Recorded data:
---+---
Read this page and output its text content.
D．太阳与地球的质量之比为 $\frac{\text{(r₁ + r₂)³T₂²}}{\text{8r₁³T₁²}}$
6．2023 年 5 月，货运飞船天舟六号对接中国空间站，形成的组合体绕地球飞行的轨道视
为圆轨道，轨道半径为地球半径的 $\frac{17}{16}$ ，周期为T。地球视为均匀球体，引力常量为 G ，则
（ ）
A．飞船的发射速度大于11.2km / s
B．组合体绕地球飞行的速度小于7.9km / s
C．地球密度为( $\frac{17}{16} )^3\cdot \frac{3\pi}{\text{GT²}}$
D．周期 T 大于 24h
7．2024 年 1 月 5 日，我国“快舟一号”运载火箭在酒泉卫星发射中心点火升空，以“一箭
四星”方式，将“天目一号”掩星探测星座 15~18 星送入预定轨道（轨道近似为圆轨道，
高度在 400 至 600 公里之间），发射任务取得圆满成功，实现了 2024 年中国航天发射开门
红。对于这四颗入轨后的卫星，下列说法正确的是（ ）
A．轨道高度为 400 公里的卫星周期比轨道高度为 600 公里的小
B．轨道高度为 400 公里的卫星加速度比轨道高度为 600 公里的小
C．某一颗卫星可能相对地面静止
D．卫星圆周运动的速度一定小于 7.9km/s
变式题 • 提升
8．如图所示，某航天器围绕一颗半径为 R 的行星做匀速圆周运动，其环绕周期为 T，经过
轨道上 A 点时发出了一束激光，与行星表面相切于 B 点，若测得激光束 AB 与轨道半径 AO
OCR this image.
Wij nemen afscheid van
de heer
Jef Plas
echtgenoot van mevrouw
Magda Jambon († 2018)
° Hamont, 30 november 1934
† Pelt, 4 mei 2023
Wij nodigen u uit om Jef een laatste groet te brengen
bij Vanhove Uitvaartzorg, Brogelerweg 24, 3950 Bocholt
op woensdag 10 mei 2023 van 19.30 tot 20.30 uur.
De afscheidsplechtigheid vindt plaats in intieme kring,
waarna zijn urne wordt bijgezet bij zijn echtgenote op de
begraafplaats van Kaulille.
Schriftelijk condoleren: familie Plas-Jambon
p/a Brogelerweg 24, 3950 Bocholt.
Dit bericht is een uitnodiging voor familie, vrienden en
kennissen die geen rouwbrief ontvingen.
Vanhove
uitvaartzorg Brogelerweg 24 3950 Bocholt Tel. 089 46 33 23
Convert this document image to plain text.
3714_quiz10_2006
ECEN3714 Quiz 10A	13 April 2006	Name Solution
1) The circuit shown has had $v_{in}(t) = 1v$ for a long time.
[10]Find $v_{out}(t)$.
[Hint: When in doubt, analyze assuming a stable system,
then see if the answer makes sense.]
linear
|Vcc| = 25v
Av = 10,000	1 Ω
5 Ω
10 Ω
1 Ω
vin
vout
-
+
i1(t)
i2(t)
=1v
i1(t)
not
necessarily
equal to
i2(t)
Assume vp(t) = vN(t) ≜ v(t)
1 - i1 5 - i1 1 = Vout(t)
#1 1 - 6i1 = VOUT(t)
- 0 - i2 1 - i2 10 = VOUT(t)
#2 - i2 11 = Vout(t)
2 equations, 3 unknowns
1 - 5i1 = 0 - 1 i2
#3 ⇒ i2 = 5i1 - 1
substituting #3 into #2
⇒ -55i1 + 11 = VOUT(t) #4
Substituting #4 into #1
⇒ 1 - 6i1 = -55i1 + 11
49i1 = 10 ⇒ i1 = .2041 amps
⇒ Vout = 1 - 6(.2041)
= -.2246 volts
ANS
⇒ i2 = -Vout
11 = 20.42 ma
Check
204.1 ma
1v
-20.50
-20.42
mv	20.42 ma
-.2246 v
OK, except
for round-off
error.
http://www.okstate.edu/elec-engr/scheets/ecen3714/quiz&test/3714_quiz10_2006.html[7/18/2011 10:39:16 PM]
---+---
- Task statement
Each entry above is to be printed again exactly.

- The output
Read this page and output its text content.
D．太阳与地球的质量之比为 $\frac{\text{(r₁ + r₂)³T₂²}}{\text{8r₁³T₁²}}$
6．2023 年 5 月，货运飞船天舟六号对接中国空间站，形成的组合体绕地球飞行的轨道视
为圆轨道，轨道半径为地球半径的 $\frac{17}{16}$ ，周期为T。地球视为均匀球体，引力常量为 G ，则
（ ）
A．飞船的发射速度大于11.2km / s
B．组合体绕地球飞行的速度小于7.9km / s
C．地球密度为( $\frac{17}{16} )^3\cdot \frac{3\pi}{\text{GT²}}$
D．周期 T 大于 24h
7．2024 年 1 月 5 日，我国“快舟一号”运载火箭在酒泉卫星发射中心点火升空，以“一箭
四星”方式，将“天目一号”掩星探测星座 15~18 星送入预定轨道（轨道近似为圆轨道，
高度在 400 至 600 公里之间），发射任务取得圆满成功，实现了 2024 年中国航天发射开门
红。对于这四颗入轨后的卫星，下列说法正确的是（ ）
A．轨道高度为 400 公里的卫星周期比轨道高度为 600 公里的小
B．轨道高度为 400 公里的卫星加速度比轨道高度为 600 公里的小
C．某一颗卫星可能相对地面静止
D．卫星圆周运动的速度一定小于 7.9km/s
变式题 • 提升
8．如图所示，某航天器围绕一颗半径为 R 的行星做匀速圆周运动，其环绕周期为 T，经过
轨道上 A 点时发出了一束激光，与行星表面相切于 B 点，若测得激光束 AB 与轨道半径 AO
OCR this image.
Wij nemen afscheid van
de heer
Jef Plas
echtgenoot van mevrouw
Magda Jambon († 2018)
° Hamont, 30 november 1934
† Pelt, 4 mei 2023
Wij nodigen u uit om Jef een laatste groet te brengen
bij Vanhove Uitvaartzorg, Brogelerweg 24, 3950 Bocholt
op woensdag 10 mei 2023 van 19.30 tot 20.30 uur.
De afscheidsplechtigheid vindt plaats in intieme kring,
waarna zijn urne wordt bijgezet bij zijn echtgenote op de
begraafplaats van Kaulille.
Schriftelijk condoleren: familie Plas-Jambon
p/a Brogelerweg 24, 3950 Bocholt.
Dit bericht is een uitnodiging voor familie, vrienden en
kennissen die geen rouwbrief ontvingen.
Vanhove
uitvaartzorg Brogelerweg 24 3950 Bocholt Tel. 089 46 33 23
Convert this document image to plain text.
3714_quiz10_2006
ECEN3714 Quiz 10A	13 April 2006	Name Solution
1) The circuit shown has had $v_{in}(t) = 1v$ for a long time.
[10]Find $v_{out}(t)$.
[Hint: When in doubt, analyze assuming a stable system,
then see if the answer makes sense.]
linear
|Vcc| = 25v
Av = 10,000	1 Ω
5 Ω
10 Ω
1 Ω
vin
vout
-
+
i1(t)
i2(t)
=1v
i1(t)
not
necessarily
equal to
i2(t)
Assume vp(t) = vN(t) ≜ v(t)
1 - i1 5 - i1 1 = Vout(t)
#1 1 - 6i1 = VOUT(t)
- 0 - i2 1 - i2 10 = VOUT(t)
#2 - i2 11 = Vout(t)
2 equations, 3 unknowns
1 - 5i1 = 0 - 1 i2
#3 ⇒ i2 = 5i1 - 1
substituting #3 into #2
⇒ -55i1 + 11 = VOUT(t) #4
Substituting #4 into #1
⇒ 1 - 6i1 = -55i1 + 11
49i1 = 10 ⇒ i1 = .2041 amps
⇒ Vout = 1 - 6(.2041)
= -.2246 volts
ANS
⇒ i2 = -Vout
11 = 20.42 ma
Check
204.1 ma
1v
-20.50
-20.42
mv	20.42 ma
-.2246 v
OK, except
for round-off
error.
http://www.okstate.edu/elec-engr/scheets/ecen3714/quiz&test/3714_quiz10_2006.html[7/18/2011 10:39:16 PM]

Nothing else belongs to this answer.